══ RECORD SET ══
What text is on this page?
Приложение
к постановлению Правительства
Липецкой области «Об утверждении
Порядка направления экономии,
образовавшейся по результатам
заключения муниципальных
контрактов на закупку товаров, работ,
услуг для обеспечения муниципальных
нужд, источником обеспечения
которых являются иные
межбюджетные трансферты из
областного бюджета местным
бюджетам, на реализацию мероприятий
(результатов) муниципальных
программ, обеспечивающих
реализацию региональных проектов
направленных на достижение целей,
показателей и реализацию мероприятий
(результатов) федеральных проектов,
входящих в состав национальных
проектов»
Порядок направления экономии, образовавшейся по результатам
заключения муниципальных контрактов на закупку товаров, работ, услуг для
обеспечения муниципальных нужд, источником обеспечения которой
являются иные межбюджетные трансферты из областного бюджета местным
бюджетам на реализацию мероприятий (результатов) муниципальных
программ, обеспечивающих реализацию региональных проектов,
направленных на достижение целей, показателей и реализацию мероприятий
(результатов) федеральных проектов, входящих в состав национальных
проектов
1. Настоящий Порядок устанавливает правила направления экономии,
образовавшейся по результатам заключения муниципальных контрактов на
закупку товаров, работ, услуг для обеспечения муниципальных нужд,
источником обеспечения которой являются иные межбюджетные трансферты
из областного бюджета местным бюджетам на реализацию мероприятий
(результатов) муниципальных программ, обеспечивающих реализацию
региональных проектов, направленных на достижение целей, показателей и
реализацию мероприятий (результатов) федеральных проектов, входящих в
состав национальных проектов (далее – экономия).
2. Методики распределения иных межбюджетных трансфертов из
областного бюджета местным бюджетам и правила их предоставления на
═══
## WHAT TO WORK ON:
Repeat every record, keeping each word and mark exactly as it is.

## FINISHED TASK:
What text is on this page?
Приложение
к постановлению Правительства
Липецкой области «Об утверждении
Порядка направления экономии,
образовавшейся по результатам
заключения муниципальных
контрактов на закупку товаров, работ,
услуг для обеспечения муниципальных
нужд, источником обеспечения
которых являются иные
межбюджетные трансферты из
областного бюджета местным
бюджетам, на реализацию мероприятий
(результатов) муниципальных
программ, обеспечивающих
реализацию региональных проектов
направленных на достижение целей,
показателей и реализацию мероприятий
(результатов) федеральных проектов,
входящих в состав национальных
проектов»
Порядок направления экономии, образовавшейся по результатам
заключения муниципальных контрактов на закупку товаров, работ, услуг для
обеспечения муниципальных нужд, источником обеспечения которой
являются иные межбюджетные трансферты из областного бюджета местным
бюджетам на реализацию мероприятий (результатов) муниципальных
программ, обеспечивающих реализацию региональных проектов,
направленных на достижение целей, показателей и реализацию мероприятий
(результатов) федеральных проектов, входящих в состав национальных
проектов
1. Настоящий Порядок устанавливает правила направления экономии,
образовавшейся по результатам заключения муниципальных контрактов на
закупку товаров, работ, услуг для обеспечения муниципальных нужд,
источником обеспечения которой являются иные межбюджетные трансферты
из областного бюджета местным бюджетам на реализацию мероприятий
(результатов) муниципальных программ, обеспечивающих реализацию
региональных проектов, направленных на достижение целей, показателей и
реализацию мероприятий (результатов) федеральных проектов, входящих в
состав национальных проектов (далее – экономия).
2. Методики распределения иных межбюджетных трансфертов из
областного бюджета местным бюджетам и правила их предоставления на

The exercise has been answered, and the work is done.